---------- Information provided

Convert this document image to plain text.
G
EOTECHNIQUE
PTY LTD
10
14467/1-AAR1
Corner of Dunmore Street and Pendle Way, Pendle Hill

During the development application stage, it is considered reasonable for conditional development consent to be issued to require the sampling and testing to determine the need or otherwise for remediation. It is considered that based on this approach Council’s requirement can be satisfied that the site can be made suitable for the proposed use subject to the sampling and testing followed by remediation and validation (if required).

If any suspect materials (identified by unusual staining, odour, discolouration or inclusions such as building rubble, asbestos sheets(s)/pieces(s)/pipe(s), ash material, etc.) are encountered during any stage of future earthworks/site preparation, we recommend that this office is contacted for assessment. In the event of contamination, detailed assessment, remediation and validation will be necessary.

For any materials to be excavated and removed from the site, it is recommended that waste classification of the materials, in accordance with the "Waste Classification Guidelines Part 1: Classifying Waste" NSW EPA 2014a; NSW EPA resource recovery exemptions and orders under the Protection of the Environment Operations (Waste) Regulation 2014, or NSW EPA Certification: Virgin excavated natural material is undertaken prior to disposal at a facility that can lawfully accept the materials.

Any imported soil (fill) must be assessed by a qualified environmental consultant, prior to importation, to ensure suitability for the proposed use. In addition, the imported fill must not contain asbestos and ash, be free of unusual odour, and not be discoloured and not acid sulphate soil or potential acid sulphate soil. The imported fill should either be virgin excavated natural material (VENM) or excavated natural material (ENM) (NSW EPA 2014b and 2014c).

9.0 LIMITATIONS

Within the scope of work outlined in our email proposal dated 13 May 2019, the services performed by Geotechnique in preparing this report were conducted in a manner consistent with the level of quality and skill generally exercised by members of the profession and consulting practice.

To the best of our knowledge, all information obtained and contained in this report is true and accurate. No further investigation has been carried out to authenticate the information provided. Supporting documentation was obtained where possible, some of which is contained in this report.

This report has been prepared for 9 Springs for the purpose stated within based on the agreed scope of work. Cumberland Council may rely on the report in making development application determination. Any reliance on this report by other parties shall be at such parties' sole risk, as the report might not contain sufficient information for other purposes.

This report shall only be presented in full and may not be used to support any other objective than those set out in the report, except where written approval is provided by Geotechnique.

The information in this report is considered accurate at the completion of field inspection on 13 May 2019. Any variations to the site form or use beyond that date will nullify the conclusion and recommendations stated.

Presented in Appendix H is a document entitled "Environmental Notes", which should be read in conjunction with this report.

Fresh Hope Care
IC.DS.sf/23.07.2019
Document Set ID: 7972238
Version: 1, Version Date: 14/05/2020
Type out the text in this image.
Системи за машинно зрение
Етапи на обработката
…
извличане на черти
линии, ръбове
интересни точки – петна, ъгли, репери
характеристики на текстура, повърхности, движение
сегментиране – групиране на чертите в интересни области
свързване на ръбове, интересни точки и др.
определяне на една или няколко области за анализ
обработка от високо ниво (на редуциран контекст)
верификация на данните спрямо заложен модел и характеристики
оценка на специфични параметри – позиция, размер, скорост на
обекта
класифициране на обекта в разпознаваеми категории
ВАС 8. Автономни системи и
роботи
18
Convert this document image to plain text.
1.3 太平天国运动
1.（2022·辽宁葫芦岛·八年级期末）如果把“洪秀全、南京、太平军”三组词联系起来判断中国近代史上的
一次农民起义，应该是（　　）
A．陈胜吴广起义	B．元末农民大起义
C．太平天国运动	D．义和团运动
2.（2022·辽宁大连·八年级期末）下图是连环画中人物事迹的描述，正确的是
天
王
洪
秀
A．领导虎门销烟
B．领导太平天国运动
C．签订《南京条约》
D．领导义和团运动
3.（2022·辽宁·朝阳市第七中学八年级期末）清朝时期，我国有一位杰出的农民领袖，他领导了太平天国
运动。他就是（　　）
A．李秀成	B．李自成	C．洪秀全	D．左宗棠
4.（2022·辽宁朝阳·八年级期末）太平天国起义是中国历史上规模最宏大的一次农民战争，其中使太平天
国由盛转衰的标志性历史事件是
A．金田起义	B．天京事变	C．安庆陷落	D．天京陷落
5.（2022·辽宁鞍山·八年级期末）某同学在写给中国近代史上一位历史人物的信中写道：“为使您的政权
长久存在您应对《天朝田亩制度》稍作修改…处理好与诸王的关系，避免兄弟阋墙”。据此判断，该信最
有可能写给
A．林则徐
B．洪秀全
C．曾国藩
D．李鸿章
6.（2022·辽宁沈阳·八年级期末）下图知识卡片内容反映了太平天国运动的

--------------------

◆ **Problem to solve**
Copy out each record exactly as given, omitting none.

◆ **Written answer**
Convert this document image to plain text.
G
EOTECHNIQUE
PTY LTD
10
14467/1-AAR1
Corner of Dunmore Street and Pendle Way, Pendle Hill

During the development application stage, it is considered reasonable for conditional development consent to be issued to require the sampling and testing to determine the need or otherwise for remediation. It is considered that based on this approach Council’s requirement can be satisfied that the site can be made suitable for the proposed use subject to the sampling and testing followed by remediation and validation (if required).

If any suspect materials (identified by unusual staining, odour, discolouration or inclusions such as building rubble, asbestos sheets(s)/pieces(s)/pipe(s), ash material, etc.) are encountered during any stage of future earthworks/site preparation, we recommend that this office is contacted for assessment. In the event of contamination, detailed assessment, remediation and validation will be necessary.

For any materials to be excavated and removed from the site, it is recommended that waste classification of the materials, in accordance with the "Waste Classification Guidelines Part 1: Classifying Waste" NSW EPA 2014a; NSW EPA resource recovery exemptions and orders under the Protection of the Environment Operations (Waste) Regulation 2014, or NSW EPA Certification: Virgin excavated natural material is undertaken prior to disposal at a facility that can lawfully accept the materials.

Any imported soil (fill) must be assessed by a qualified environmental consultant, prior to importation, to ensure suitability for the proposed use. In addition, the imported fill must not contain asbestos and ash, be free of unusual odour, and not be discoloured and not acid sulphate soil or potential acid sulphate soil. The imported fill should either be virgin excavated natural material (VENM) or excavated natural material (ENM) (NSW EPA 2014b and 2014c).

9.0 LIMITATIONS

Within the scope of work outlined in our email proposal dated 13 May 2019, the services performed by Geotechnique in preparing this report were conducted in a manner consistent with the level of quality and skill generally exercised by members of the profession and consulting practice.

To the best of our knowledge, all information obtained and contained in this report is true and accurate. No further investigation has been carried out to authenticate the information provided. Supporting documentation was obtained where possible, some of which is contained in this report.

This report has been prepared for 9 Springs for the purpose stated within based on the agreed scope of work. Cumberland Council may rely on the report in making development application determination. Any reliance on this report by other parties shall be at such parties' sole risk, as the report might not contain sufficient information for other purposes.

This report shall only be presented in full and may not be used to support any other objective than those set out in the report, except where written approval is provided by Geotechnique.

The information in this report is considered accurate at the completion of field inspection on 13 May 2019. Any variations to the site form or use beyond that date will nullify the conclusion and recommendations stated.

Presented in Appendix H is a document entitled "Environmental Notes", which should be read in conjunction with this report.

Fresh Hope Care
IC.DS.sf/23.07.2019
Document Set ID: 7972238
Version: 1, Version Date: 14/05/2020
Type out the text in this image.
Системи за машинно зрение
Етапи на обработката
…
извличане на черти
линии, ръбове
интересни точки – петна, ъгли, репери
характеристики на текстура, повърхности, движение
сегментиране – групиране на чертите в интересни области
свързване на ръбове, интересни точки и др.
определяне на една или няколко области за анализ
обработка от високо ниво (на редуциран контекст)
верификация на данните спрямо заложен модел и характеристики
оценка на специфични параметри – позиция, размер, скорост на
обекта
класифициране на обекта в разпознаваеми категории
ВАС 8. Автономни системи и
роботи
18
Convert this document image to plain text.
1.3 太平天国运动
1.（2022·辽宁葫芦岛·八年级期末）如果把“洪秀全、南京、太平军”三组词联系起来判断中国近代史上的
一次农民起义，应该是（　　）
A．陈胜吴广起义	B．元末农民大起义
C．太平天国运动	D．义和团运动
2.（2022·辽宁大连·八年级期末）下图是连环画中人物事迹的描述，正确的是
天
王
洪
秀
A．领导虎门销烟
B．领导太平天国运动
C．签订《南京条约》
D．领导义和团运动
3.（2022·辽宁·朝阳市第七中学八年级期末）清朝时期，我国有一位杰出的农民领袖，他领导了太平天国
运动。他就是（　　）
A．李秀成	B．李自成	C．洪秀全	D．左宗棠
4.（2022·辽宁朝阳·八年级期末）太平天国起义是中国历史上规模最宏大的一次农民战争，其中使太平天
国由盛转衰的标志性历史事件是
A．金田起义	B．天京事变	C．安庆陷落	D．天京陷落
5.（2022·辽宁鞍山·八年级期末）某同学在写给中国近代史上一位历史人物的信中写道：“为使您的政权
长久存在您应对《天朝田亩制度》稍作修改…处理好与诸王的关系，避免兄弟阋墙”。据此判断，该信最
有可能写给
A．林则徐
B．洪秀全
C．曾国藩
D．李鸿章
6.（2022·辽宁沈阳·八年级期末）下图知识卡片内容反映了太平天国运动的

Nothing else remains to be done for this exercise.